**Stated exercise:**
Gather from the listing below each line that includes the word "коэффициент", and copy it.

**Data shown:**

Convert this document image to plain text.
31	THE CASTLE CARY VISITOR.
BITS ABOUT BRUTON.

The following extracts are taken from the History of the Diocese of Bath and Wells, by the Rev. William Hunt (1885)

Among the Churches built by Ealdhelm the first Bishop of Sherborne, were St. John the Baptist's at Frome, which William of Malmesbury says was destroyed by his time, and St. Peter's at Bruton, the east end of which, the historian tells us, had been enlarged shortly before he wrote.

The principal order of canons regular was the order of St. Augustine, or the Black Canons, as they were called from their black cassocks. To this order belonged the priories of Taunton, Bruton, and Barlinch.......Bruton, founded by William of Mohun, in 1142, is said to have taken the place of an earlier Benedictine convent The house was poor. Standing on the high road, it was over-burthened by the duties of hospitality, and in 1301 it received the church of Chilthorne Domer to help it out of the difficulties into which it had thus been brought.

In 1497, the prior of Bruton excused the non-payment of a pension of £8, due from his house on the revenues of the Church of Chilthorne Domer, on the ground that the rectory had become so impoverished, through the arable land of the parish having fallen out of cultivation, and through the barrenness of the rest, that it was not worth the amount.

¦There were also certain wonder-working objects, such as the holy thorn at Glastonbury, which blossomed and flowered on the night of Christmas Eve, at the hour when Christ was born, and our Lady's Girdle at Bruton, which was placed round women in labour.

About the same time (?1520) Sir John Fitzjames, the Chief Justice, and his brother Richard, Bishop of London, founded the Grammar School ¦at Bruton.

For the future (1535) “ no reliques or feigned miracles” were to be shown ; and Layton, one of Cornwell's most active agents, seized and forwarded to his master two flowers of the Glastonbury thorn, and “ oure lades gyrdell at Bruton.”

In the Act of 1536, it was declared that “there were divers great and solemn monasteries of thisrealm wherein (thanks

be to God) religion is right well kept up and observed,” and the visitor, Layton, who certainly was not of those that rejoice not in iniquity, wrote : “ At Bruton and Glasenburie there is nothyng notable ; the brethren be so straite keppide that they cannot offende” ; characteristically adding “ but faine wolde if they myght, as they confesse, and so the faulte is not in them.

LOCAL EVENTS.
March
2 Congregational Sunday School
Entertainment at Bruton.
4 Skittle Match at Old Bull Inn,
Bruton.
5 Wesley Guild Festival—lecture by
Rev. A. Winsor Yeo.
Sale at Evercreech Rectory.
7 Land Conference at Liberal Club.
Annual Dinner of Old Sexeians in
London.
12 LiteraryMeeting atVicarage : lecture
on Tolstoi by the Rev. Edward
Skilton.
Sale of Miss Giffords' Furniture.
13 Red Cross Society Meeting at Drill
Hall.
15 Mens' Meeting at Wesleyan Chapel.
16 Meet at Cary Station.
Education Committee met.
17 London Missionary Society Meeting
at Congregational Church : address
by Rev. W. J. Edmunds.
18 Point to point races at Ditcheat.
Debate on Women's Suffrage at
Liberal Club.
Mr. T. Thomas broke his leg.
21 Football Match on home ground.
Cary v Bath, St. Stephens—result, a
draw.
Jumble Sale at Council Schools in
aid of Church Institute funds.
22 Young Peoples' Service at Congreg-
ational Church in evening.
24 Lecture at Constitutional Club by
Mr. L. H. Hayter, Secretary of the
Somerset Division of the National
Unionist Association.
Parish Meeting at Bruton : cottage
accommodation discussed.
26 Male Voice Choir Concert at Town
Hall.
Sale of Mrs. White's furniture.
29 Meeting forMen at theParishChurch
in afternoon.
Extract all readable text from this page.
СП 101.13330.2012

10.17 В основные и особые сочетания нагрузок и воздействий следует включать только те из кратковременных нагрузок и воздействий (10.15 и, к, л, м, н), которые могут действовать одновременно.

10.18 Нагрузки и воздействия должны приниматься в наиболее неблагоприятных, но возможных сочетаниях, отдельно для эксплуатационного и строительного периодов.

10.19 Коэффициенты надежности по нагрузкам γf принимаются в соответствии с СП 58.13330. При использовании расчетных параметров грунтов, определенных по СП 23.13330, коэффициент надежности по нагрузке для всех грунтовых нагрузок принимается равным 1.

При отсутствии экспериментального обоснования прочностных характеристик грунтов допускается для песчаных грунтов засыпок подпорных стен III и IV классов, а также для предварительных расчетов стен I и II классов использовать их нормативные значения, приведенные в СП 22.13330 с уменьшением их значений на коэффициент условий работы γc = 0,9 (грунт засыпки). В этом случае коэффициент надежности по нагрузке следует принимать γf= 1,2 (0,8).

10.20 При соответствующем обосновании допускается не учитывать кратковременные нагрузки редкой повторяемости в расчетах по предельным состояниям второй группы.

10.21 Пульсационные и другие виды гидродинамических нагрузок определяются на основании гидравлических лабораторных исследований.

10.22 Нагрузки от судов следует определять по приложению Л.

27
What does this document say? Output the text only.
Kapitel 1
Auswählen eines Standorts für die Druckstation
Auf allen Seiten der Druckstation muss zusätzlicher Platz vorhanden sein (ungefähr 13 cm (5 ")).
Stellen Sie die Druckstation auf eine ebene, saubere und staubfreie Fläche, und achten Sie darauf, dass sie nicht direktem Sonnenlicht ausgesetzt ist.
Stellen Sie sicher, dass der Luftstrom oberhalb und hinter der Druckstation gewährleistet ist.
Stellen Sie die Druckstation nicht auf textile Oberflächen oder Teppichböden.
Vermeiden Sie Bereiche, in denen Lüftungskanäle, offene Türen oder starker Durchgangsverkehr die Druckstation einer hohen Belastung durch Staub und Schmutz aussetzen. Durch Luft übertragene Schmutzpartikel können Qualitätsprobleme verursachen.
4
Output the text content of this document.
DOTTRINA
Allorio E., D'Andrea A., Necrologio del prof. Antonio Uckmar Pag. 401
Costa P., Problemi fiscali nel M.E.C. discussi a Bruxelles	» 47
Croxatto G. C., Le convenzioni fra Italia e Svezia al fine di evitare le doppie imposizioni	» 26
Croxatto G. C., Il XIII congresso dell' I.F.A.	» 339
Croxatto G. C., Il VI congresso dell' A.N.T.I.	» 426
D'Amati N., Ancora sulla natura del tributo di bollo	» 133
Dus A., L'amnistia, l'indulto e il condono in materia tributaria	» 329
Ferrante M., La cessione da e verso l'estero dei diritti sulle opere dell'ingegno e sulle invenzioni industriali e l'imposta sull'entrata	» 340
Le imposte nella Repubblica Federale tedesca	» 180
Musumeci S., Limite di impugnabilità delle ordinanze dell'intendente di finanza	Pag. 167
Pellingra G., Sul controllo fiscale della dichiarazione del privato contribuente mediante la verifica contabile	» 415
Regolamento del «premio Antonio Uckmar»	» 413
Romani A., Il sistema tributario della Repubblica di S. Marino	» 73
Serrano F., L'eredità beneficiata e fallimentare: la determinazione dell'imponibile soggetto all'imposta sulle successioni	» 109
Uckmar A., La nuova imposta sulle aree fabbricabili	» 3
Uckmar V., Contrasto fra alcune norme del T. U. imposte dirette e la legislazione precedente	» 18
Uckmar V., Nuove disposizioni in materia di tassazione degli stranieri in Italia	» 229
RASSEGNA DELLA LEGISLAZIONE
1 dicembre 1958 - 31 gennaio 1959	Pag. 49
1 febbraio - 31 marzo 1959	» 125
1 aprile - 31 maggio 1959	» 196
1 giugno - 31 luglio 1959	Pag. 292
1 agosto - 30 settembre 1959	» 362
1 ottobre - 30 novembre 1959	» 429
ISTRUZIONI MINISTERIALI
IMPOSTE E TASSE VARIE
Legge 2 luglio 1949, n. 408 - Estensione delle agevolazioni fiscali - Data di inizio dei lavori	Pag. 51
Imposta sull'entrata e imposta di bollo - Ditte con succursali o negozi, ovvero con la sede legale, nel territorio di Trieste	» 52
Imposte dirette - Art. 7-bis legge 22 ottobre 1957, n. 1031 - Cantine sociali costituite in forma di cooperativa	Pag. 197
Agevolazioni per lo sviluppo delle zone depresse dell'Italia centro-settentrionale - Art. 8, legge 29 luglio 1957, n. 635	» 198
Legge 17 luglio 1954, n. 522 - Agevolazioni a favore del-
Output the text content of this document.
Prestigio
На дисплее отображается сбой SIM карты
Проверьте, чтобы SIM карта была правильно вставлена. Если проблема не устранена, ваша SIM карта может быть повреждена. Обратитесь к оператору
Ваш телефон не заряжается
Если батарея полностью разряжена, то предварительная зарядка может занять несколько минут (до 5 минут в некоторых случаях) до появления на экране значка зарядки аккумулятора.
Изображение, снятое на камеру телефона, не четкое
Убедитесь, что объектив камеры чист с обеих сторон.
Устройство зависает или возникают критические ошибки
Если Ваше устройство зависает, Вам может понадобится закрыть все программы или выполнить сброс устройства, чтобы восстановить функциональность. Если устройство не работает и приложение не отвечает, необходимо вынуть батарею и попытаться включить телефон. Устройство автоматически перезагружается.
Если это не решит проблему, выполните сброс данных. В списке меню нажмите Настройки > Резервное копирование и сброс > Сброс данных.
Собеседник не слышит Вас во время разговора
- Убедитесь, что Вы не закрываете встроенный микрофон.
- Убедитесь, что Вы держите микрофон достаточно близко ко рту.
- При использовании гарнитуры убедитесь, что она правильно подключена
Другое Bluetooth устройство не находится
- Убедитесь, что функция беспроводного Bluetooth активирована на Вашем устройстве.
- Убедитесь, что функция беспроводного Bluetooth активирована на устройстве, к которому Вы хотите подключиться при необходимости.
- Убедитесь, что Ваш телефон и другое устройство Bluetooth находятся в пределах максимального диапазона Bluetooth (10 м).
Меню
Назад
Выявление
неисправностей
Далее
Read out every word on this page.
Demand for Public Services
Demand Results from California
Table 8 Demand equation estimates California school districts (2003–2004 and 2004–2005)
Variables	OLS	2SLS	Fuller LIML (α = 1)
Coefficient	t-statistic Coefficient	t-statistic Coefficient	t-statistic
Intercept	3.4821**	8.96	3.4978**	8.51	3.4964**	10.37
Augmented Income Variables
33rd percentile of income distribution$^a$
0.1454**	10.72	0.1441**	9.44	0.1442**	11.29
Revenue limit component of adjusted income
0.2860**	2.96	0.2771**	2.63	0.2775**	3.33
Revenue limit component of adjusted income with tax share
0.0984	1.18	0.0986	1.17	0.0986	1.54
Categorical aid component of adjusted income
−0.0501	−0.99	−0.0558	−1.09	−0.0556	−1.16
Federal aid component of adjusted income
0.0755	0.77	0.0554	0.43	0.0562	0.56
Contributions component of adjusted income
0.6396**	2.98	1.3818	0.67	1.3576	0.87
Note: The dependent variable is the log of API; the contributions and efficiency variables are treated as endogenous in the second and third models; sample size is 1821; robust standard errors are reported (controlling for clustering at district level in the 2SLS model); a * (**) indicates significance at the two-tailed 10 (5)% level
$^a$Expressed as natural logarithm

**Worked answer:**
10.19 Коэффициенты надежности по нагрузкам γf принимаются в соответствии с СП 58.13330. При использовании расчетных параметров грунтов, определенных по СП 23.13330, коэффициент надежности по нагрузке для всех грунтовых нагрузок принимается равным 1.
При отсутствии экспериментального обоснования прочностных характеристик грунтов допускается для песчаных грунтов засыпок подпорных стен III и IV классов, а также для предварительных расчетов стен I и II классов использовать их нормативные значения, приведенные в СП 22.13330 с уменьшением их значений на коэффициент условий работы γc = 0,9 (грунт засыпки). В этом случае коэффициент надежности по нагрузке следует принимать γf= 1,2 (0,8).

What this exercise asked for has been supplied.